**TASK INSTRUCTIONS:**
In the forum post about SSE array comparison, which intrinsic performs the greater-than comparison on the loaded vector?

**DOCUMENT EXTRACT:**
* * *
4

I have a piece of code which does a comparison on array elements if they are > than a value, in SIMD-ish fashion:

void sse(uint *dst, size_t N)
{
    const __m128i condition = _mm_set1_epi32(2);

    for (uint i = 0; i < N; i += 4)
    {
        __m128i v = _mm_load_si128((__m128i *)&dst[i]);
        __m128i cmp = _mm_cmpgt_epi32(v, condition);
        v = _mm_and_si128(v, cmp);
        _mm_store_si128((__m128i *)&dst[i], v);
    }
}

Now, after the comparison, before anding elements - _mm_and_si128, I want to count elements which passed the condition, i.e. those set to '1', and store the sum in an int variable. How can I do that in SIMD? For instance, if out of four only two passed the condition, have this int var = 2.
* * *
**GIVEN INFORMATION:**
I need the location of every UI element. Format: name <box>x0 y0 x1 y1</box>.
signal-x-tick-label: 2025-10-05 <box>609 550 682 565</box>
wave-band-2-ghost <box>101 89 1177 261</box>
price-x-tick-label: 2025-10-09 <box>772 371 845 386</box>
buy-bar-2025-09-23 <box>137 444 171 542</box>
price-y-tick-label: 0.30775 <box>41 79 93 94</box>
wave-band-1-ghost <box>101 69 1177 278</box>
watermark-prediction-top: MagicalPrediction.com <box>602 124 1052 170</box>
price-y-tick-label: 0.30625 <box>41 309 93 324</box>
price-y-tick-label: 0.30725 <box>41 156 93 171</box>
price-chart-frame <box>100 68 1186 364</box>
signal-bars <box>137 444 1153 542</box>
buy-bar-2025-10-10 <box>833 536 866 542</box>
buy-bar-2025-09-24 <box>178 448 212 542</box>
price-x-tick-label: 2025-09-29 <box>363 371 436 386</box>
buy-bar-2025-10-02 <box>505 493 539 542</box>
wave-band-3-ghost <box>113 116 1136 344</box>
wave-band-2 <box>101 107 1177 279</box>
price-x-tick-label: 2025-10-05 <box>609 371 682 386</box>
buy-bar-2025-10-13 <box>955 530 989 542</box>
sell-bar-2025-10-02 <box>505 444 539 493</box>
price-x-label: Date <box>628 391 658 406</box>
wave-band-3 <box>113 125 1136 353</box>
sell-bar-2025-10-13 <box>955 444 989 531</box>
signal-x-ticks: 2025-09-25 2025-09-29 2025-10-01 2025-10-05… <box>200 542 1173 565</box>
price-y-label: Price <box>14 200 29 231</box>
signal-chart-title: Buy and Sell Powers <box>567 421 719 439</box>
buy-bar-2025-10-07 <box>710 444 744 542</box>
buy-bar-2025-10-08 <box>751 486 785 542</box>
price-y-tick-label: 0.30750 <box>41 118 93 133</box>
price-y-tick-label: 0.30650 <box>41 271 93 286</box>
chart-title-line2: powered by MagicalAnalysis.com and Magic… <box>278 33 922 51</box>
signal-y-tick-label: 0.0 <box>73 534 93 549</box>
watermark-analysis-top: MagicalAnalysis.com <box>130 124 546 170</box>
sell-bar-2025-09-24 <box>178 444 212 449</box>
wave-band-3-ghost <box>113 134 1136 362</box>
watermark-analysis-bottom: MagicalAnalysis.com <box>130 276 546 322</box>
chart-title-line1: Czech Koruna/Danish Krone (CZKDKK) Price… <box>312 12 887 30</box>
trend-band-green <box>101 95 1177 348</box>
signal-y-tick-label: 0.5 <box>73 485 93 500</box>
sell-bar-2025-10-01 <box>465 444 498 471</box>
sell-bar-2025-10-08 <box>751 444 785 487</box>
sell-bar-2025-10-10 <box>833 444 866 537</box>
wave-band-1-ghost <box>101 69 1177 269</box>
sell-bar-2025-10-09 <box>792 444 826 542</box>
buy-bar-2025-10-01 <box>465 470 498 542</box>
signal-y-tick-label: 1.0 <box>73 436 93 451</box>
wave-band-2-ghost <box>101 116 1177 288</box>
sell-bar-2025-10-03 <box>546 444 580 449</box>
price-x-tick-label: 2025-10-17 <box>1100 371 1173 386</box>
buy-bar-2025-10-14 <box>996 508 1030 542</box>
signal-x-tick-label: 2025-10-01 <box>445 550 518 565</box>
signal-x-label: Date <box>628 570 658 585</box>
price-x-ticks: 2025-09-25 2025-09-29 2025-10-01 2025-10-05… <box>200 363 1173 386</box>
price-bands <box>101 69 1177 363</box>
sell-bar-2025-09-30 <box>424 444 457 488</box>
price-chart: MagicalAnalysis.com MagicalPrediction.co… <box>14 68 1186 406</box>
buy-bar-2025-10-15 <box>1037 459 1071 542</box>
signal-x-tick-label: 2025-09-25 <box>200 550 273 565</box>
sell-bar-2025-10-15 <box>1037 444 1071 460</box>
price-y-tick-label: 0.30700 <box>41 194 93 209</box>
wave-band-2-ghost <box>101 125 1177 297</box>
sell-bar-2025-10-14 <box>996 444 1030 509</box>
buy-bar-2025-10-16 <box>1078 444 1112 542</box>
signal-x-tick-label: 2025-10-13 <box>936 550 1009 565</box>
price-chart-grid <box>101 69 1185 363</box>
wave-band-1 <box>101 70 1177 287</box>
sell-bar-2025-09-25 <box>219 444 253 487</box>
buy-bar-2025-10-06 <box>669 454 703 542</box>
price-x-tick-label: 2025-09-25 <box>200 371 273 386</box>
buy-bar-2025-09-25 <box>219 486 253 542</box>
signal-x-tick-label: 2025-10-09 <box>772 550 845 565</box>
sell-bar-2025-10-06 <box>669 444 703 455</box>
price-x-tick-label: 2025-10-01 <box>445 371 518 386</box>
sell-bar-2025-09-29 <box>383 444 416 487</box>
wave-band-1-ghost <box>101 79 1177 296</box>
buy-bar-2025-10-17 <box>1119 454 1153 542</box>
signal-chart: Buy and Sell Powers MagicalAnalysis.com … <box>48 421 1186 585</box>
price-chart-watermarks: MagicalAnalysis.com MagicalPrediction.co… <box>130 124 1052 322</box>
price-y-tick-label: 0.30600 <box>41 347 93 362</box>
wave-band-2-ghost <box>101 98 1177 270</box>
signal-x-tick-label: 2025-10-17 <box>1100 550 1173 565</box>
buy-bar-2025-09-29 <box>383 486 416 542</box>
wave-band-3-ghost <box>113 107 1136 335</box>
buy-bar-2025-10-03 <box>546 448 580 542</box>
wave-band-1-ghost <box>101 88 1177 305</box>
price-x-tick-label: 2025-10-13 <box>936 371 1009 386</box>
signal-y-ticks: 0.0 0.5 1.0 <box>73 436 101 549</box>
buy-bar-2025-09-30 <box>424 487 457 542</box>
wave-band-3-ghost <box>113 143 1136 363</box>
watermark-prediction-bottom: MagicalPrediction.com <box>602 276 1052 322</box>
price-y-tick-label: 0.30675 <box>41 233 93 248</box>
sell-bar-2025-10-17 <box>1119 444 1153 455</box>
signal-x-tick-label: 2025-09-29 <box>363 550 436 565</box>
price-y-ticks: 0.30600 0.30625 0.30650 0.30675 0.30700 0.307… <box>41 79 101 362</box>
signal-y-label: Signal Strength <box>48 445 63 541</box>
* * *
**COMPLETED EXERCISE:**
_mm_cmpgt_epi32